>> START Task inputs

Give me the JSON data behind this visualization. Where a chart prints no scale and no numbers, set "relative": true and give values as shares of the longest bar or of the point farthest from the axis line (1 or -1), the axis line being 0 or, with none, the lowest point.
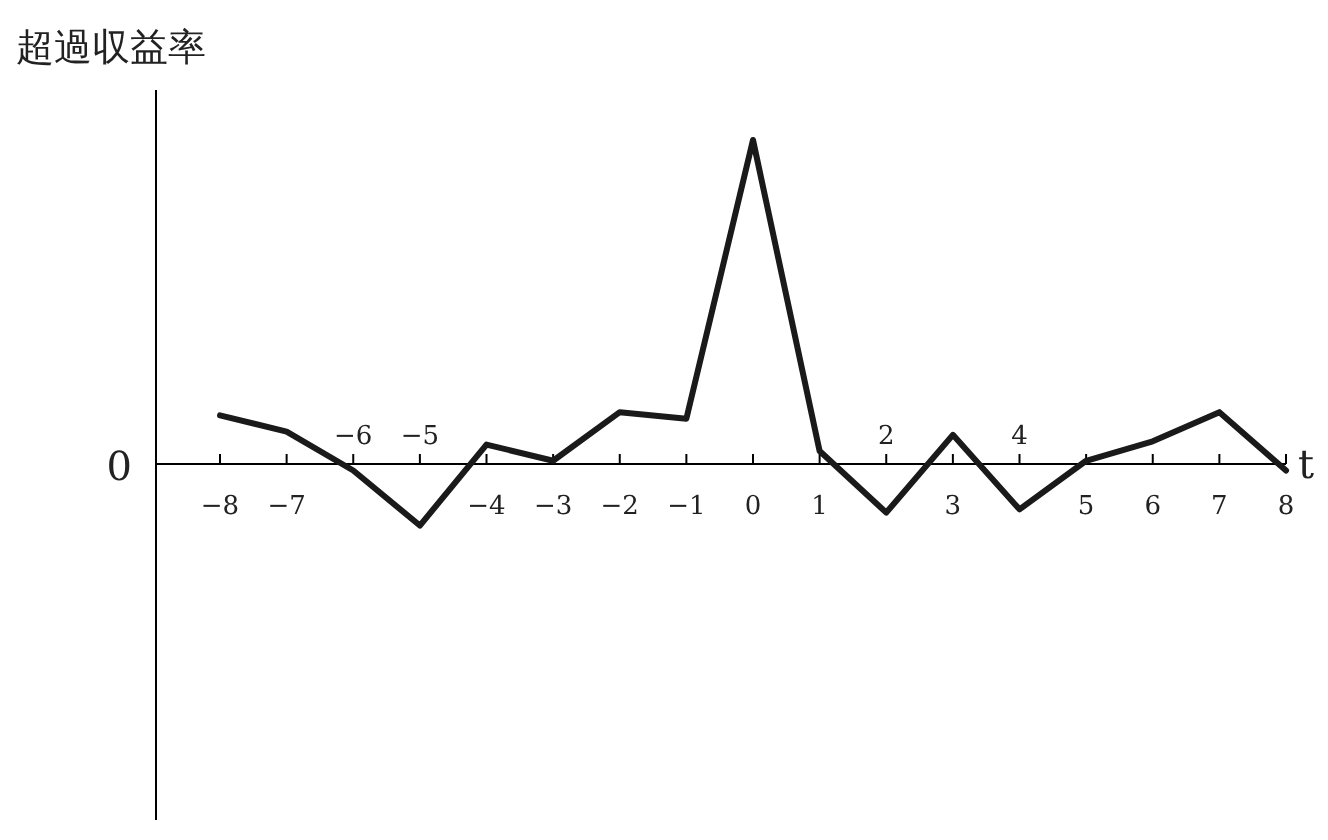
{
  "chart_data": {
    "type": "line",
    "ylabel": "超過収益率",
    "xlabel": "t",
    "relative": true,
    "color": "#1a1a1a",
    "categories": [
      "−8",
      "−7",
      "−6",
      "−5",
      "−4",
      "−3",
      "−2",
      "−1",
      "0",
      "1",
      "2",
      "3",
      "4",
      "5",
      "6",
      "7",
      "8"
    ],
    "values": [
      0.15,
      0.1,
      -0.02,
      -0.19,
      0.06,
      0.01,
      0.16,
      0.14,
      1,
      0.04,
      -0.15,
      0.09,
      -0.14,
      0.01,
      0.07,
      0.16,
      -0.02
    ],
    "annotations": [
      "0"
    ]
  }
}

>> END Task inputs

• _Exercise task_: Write out all the entries exactly, except for the pictures.

• _Response_:
Give me the JSON data behind this visualization. Where a chart prints no scale and no numbers, set "relative": true and give values as shares of the longest bar or of the point farthest from the axis line (1 or -1), the axis line being 0 or, with none, the lowest point.
{
  "chart_data": {
    "type": "line",
    "ylabel": "超過収益率",
    "xlabel": "t",
    "relative": true,
    "color": "#1a1a1a",
    "categories": [
      "−8",
      "−7",
      "−6",
      "−5",
      "−4",
      "−3",
      "−2",
      "−1",
      "0",
      "1",
      "2",
      "3",
      "4",
      "5",
      "6",
      "7",
      "8"
    ],
    "values": [
      0.15,
      0.1,
      -0.02,
      -0.19,
      0.06,
      0.01,
      0.16,
      0.14,
      1,
      0.04,
      -0.15,
      0.09,
      -0.14,
      0.01,
      0.07,
      0.16,
      -0.02
    ],
    "annotations": [
      "0"
    ]
  }
}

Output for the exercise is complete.